_Work required_
Read through the data and report every line in which the word "name" occurs.

(Excerpt from a dataset)
★ ★ ★ ★ ★

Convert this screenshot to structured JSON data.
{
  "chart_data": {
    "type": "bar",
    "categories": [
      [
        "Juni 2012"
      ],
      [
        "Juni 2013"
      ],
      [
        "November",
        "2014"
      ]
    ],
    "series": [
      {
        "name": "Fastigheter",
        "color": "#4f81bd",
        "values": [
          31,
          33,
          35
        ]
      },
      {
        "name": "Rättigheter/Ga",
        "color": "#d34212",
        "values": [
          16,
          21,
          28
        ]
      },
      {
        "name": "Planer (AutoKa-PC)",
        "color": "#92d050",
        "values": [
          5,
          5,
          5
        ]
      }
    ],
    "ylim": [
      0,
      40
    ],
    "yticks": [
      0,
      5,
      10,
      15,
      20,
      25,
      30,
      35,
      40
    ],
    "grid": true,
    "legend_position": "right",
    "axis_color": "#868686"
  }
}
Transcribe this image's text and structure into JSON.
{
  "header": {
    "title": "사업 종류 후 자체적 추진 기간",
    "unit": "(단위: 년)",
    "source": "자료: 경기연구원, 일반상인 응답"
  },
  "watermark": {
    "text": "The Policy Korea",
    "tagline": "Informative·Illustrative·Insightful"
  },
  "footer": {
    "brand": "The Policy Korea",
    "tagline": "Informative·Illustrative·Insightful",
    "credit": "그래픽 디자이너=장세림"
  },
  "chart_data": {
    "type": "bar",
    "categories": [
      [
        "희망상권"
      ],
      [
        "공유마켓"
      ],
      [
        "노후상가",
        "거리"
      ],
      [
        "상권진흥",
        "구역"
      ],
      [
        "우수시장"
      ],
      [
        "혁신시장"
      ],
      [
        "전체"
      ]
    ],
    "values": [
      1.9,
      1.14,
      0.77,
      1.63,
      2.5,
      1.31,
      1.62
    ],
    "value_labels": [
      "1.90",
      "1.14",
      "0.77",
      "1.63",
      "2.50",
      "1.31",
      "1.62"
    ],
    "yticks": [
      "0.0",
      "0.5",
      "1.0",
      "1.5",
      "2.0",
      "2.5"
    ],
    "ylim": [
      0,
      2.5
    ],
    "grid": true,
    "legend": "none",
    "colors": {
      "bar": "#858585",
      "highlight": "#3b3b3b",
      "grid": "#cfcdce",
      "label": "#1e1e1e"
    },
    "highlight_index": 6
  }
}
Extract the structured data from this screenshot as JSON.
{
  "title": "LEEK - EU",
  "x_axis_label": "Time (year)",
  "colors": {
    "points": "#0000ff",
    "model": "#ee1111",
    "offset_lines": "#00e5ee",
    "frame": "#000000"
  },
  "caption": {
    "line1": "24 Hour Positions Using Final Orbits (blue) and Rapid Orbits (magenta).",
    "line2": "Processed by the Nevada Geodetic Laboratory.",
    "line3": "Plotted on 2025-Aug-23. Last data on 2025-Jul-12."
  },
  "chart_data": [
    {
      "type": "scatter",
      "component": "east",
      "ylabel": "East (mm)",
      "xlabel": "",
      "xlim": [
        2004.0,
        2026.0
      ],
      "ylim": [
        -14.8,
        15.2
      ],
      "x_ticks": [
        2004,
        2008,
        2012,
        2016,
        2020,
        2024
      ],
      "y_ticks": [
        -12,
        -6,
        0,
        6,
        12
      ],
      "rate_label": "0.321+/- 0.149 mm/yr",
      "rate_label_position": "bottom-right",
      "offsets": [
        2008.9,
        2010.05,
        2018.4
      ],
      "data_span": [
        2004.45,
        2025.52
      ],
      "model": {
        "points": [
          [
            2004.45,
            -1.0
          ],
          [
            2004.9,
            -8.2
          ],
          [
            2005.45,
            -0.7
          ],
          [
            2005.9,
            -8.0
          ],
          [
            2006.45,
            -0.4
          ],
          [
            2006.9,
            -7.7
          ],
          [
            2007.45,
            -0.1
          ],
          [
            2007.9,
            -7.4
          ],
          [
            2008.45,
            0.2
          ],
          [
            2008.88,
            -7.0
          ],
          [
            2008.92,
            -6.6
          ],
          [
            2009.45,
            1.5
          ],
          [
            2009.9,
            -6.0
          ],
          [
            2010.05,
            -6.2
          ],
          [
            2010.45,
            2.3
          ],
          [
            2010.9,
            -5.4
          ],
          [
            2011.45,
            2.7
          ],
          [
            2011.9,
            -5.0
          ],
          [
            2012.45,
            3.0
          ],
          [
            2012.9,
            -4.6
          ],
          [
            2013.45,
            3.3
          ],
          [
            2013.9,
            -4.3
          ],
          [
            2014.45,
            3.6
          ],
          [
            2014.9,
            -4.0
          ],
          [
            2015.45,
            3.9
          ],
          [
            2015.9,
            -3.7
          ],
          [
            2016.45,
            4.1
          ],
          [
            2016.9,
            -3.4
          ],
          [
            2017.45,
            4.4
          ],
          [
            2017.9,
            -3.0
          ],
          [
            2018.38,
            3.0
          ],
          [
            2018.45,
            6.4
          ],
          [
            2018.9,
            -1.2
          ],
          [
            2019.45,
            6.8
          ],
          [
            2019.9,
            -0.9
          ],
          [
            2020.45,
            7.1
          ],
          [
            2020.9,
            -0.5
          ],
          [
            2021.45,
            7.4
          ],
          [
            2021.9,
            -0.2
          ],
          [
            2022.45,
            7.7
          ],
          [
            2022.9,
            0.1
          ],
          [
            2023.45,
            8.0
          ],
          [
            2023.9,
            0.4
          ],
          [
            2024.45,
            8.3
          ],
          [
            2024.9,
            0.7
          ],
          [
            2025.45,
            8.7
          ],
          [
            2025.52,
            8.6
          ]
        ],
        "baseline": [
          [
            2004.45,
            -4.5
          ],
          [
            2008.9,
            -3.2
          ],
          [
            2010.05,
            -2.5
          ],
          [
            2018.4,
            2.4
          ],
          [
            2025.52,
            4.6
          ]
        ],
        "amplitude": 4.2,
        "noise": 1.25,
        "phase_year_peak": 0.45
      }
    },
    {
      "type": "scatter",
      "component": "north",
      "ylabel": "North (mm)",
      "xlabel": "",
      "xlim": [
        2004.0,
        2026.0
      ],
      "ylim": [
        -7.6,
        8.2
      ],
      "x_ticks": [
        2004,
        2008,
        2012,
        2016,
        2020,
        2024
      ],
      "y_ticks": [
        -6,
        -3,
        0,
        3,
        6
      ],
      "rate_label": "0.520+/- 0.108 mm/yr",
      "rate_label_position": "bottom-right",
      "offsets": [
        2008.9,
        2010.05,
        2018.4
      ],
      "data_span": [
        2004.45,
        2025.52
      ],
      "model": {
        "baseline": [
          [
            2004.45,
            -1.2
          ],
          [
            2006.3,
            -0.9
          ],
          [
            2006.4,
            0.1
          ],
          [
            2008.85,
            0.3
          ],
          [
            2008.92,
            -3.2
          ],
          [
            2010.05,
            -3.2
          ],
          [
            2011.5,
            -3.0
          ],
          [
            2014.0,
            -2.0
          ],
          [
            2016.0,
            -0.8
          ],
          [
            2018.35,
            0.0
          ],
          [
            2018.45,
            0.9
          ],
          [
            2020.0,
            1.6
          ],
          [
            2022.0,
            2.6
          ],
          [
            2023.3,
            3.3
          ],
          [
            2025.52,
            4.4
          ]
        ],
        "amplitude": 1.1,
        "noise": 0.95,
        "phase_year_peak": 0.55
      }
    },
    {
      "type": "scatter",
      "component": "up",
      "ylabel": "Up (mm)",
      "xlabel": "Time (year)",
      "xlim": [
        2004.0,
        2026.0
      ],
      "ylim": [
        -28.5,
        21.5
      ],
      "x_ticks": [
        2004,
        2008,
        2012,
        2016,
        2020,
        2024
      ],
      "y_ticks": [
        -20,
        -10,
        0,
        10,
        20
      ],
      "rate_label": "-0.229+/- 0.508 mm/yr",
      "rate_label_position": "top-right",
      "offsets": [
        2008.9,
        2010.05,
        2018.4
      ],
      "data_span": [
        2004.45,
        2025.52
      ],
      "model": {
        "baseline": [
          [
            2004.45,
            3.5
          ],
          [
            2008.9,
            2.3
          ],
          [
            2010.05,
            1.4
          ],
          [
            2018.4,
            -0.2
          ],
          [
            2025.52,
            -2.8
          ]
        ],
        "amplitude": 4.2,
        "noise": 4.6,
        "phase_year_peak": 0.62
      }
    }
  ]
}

★ ★ ★ ★ ★

_Worked solution_
        "name": "Fastigheter",
        "name": "Rättigheter/Ga",
        "name": "Planer (AutoKa-PC)",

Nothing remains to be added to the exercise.